> [What needs to be done]: Wherever a line in the data below holds "this", copy that line.

> [Data listing]:

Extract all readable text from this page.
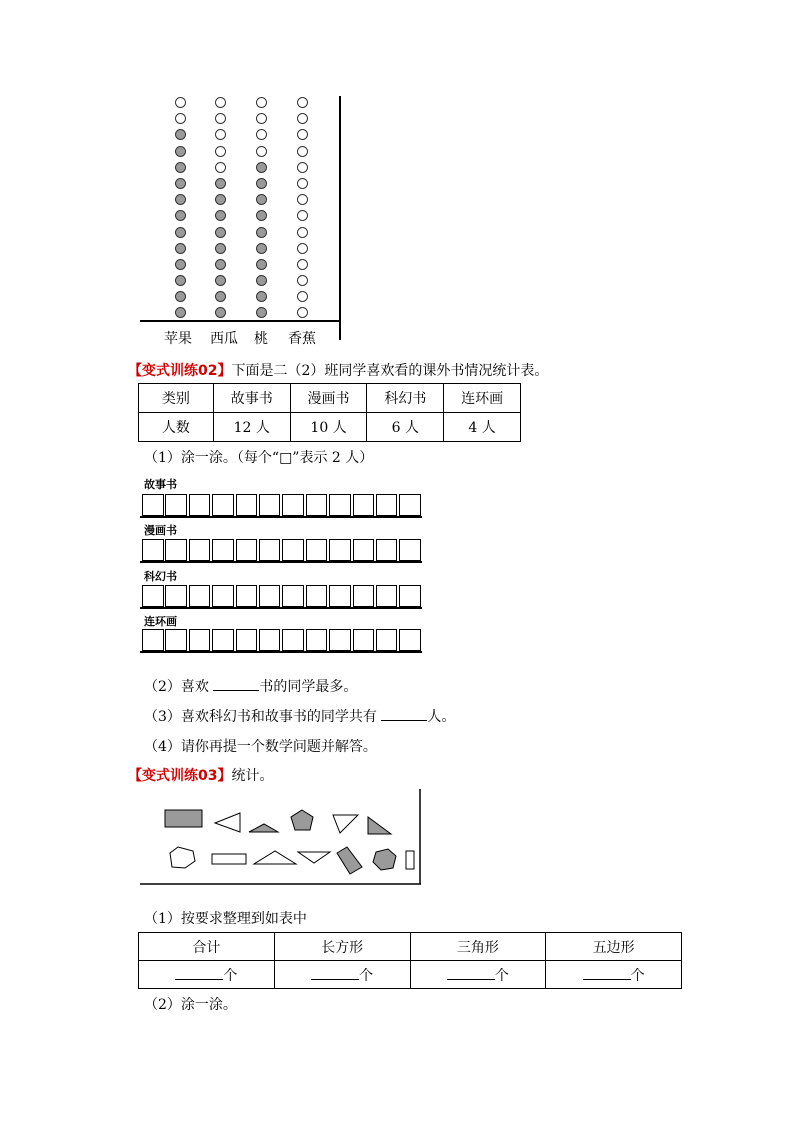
苹果 西瓜 桃 香蕉
【变式训练02】下面是二（2）班同学喜欢看的课外书情况统计表。
类别	故事书	漫画书	科幻书	连环画
人数	12 人	10 人	6 人	4 人
（1）涂一涂。（每个“□”表示 2 人）
故事书
漫画书
科幻书
连环画
（2）喜欢	书的同学最多。
（3）喜欢科幻书和故事书的同学共有	人。
（4）请你再提一个数学问题并解答。
【变式训练03】统计。
（1）按要求整理到如表中
合计	长方形	三角形	五边形
个	个	个	个
（2）涂一涂。
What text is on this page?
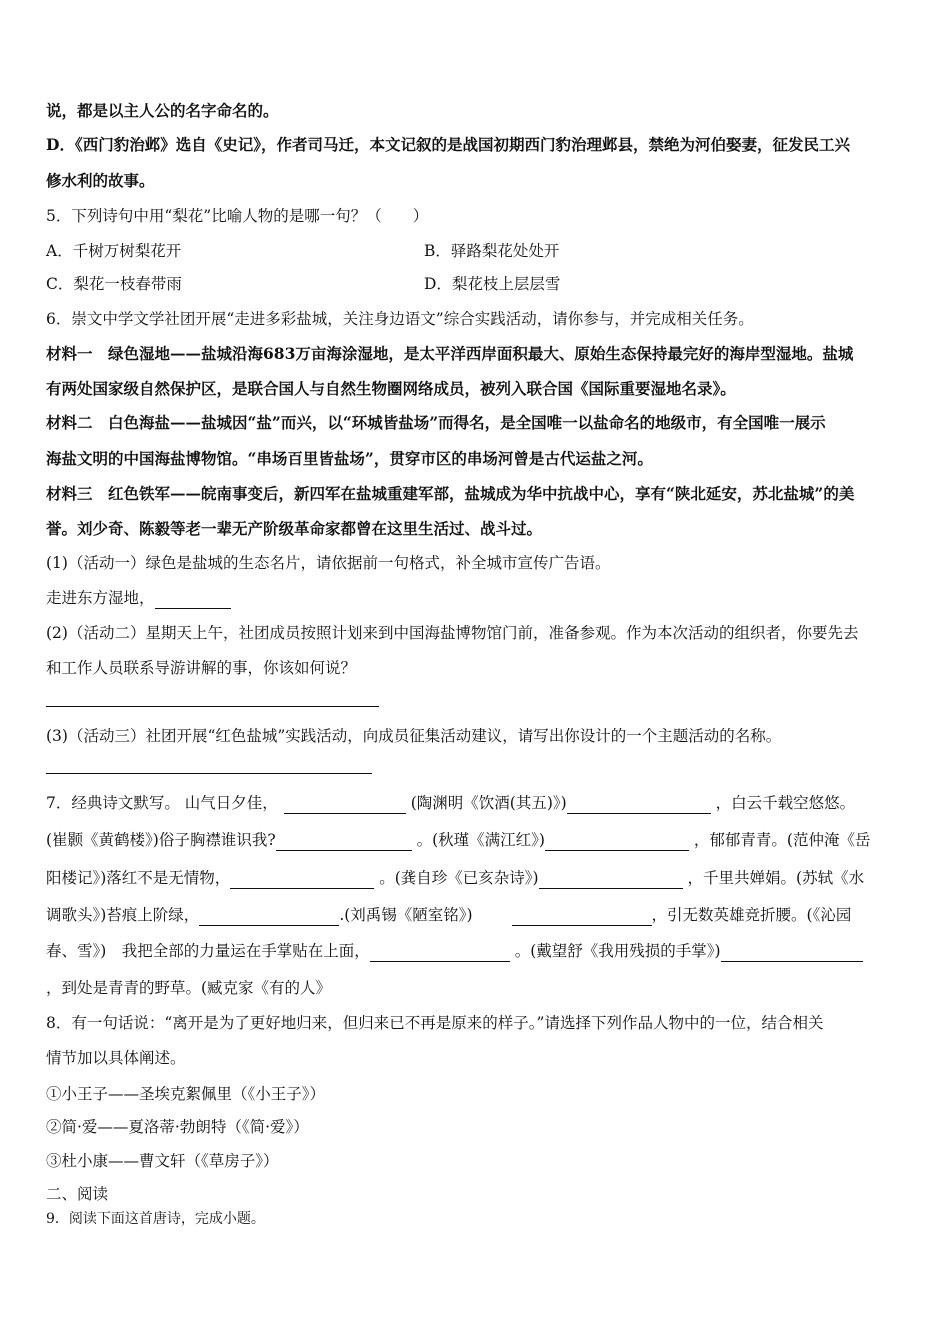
说，都是以主人公的名字命名的。
D．《西门豹治邺》选自《史记》，作者司马迁，本文记叙的是战国初期西门豹治理邺县，禁绝为河伯娶妻，征发民工兴
修水利的故事。
5．下列诗句中用“梨花”比喻人物的是哪一句？（　　）
A．千树万树梨花开	B．驿路梨花处处开
C．梨花一枝春带雨	D．梨花枝上层层雪
6．崇文中学文学社团开展“走进多彩盐城，关注身边语文”综合实践活动，请你参与，并完成相关任务。
材料一　绿色湿地——盐城沿海683万亩海涂湿地，是太平洋西岸面积最大、原始生态保持最完好的海岸型湿地。盐城
有两处国家级自然保护区，是联合国人与自然生物圈网络成员，被列入联合国《国际重要湿地名录》。
材料二　白色海盐——盐城因“盐”而兴，以“环城皆盐场”而得名，是全国唯一以盐命名的地级市，有全国唯一展示
海盐文明的中国海盐博物馆。“串场百里皆盐场”，贯穿市区的串场河曾是古代运盐之河。
材料三　红色铁军——皖南事变后，新四军在盐城重建军部，盐城成为华中抗战中心，享有“陕北延安，苏北盐城”的美
誉。刘少奇、陈毅等老一辈无产阶级革命家都曾在这里生活过、战斗过。
(1)（活动一）绿色是盐城的生态名片，请依据前一句格式，补全城市宣传广告语。
走进东方湿地，
(2)（活动二）星期天上午，社团成员按照计划来到中国海盐博物馆门前，准备参观。作为本次活动的组织者，你要先去
和工作人员联系导游讲解的事，你该如何说？
(3)（活动三）社团开展“红色盐城”实践活动，向成员征集活动建议，请写出你设计的一个主题活动的名称。
7．经典诗文默写。 山气日夕佳，	(陶渊明《饮酒(其五)》)	，白云千载空悠悠。
(崔颢《黄鹤楼》)俗子胸襟谁识我?	。(秋瑾《满江红》)	，郁郁青青。(范仲淹《岳
阳楼记》)落红不是无情物，	。(龚自珍《已亥杂诗》)	，千里共婵娟。(苏轼《水
调歌头》)苔痕上阶绿，	.(刘禹锡《陋室铭》)	，引无数英雄竞折腰。(《沁园
春、雪》)　我把全部的力量运在手掌贴在上面，	。(戴望舒《我用残损的手掌》)
，到处是青青的野草。(臧克家《有的人》
8．有一句话说：“离开是为了更好地归来，但归来已不再是原来的样子。”请选择下列作品人物中的一位，结合相关
情节加以具体阐述。
①小王子——圣埃克絮佩里（《小王子》）
②简·爱——夏洛蒂·勃朗特（《简·爱》）
③杜小康——曹文轩（《草房子》）
二、阅读
9．阅读下面这首唐诗，完成小题。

> [Written solution]:
Extract all readable text from this page.
What text is on this page?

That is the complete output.